◆ EXERCISE GOAL ◆
Beneath this sentence is a set of records; write each of them out exactly.

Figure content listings
╔══

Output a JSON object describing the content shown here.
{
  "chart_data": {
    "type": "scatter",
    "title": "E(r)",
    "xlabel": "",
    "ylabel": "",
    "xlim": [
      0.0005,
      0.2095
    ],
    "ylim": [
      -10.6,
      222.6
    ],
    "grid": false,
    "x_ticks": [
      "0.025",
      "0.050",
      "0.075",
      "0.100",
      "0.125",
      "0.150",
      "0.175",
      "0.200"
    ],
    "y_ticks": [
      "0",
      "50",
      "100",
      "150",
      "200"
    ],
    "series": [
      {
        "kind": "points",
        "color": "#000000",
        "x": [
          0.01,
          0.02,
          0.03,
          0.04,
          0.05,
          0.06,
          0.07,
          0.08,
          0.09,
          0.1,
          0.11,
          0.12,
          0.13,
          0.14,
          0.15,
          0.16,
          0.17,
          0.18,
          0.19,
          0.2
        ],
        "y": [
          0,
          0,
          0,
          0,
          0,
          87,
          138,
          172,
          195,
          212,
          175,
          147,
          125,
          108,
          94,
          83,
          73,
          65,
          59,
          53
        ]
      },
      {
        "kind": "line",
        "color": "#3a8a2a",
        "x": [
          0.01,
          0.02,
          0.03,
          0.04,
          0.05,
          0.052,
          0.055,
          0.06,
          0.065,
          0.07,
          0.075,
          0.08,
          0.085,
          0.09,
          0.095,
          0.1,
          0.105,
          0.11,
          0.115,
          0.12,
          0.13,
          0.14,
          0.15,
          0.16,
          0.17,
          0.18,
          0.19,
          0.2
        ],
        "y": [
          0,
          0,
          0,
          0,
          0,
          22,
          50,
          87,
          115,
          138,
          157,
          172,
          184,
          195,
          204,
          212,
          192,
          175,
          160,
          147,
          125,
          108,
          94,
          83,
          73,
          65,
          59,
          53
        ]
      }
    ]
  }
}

╚══

◆ EXERCISE SOLUTION ◆
Output a JSON object describing the content shown here.
{
  "chart_data": {
    "type": "scatter",
    "title": "E(r)",
    "xlabel": "",
    "ylabel": "",
    "xlim": [
      0.0005,
      0.2095
    ],
    "ylim": [
      -10.6,
      222.6
    ],
    "grid": false,
    "x_ticks": [
      "0.025",
      "0.050",
      "0.075",
      "0.100",
      "0.125",
      "0.150",
      "0.175",
      "0.200"
    ],
    "y_ticks": [
      "0",
      "50",
      "100",
      "150",
      "200"
    ],
    "series": [
      {
        "kind": "points",
        "color": "#000000",
        "x": [
          0.01,
          0.02,
          0.03,
          0.04,
          0.05,
          0.06,
          0.07,
          0.08,
          0.09,
          0.1,
          0.11,
          0.12,
          0.13,
          0.14,
          0.15,
          0.16,
          0.17,
          0.18,
          0.19,
          0.2
        ],
        "y": [
          0,
          0,
          0,
          0,
          0,
          87,
          138,
          172,
          195,
          212,
          175,
          147,
          125,
          108,
          94,
          83,
          73,
          65,
          59,
          53
        ]
      },
      {
        "kind": "line",
        "color": "#3a8a2a",
        "x": [
          0.01,
          0.02,
          0.03,
          0.04,
          0.05,
          0.052,
          0.055,
          0.06,
          0.065,
          0.07,
          0.075,
          0.08,
          0.085,
          0.09,
          0.095,
          0.1,
          0.105,
          0.11,
          0.115,
          0.12,
          0.13,
          0.14,
          0.15,
          0.16,
          0.17,
          0.18,
          0.19,
          0.2
        ],
        "y": [
          0,
          0,
          0,
          0,
          0,
          22,
          50,
          87,
          115,
          138,
          157,
          172,
          184,
          195,
          204,
          212,
          192,
          175,
          160,
          147,
          125,
          108,
          94,
          83,
          73,
          65,
          59,
          53
        ]
      }
    ]
  }
}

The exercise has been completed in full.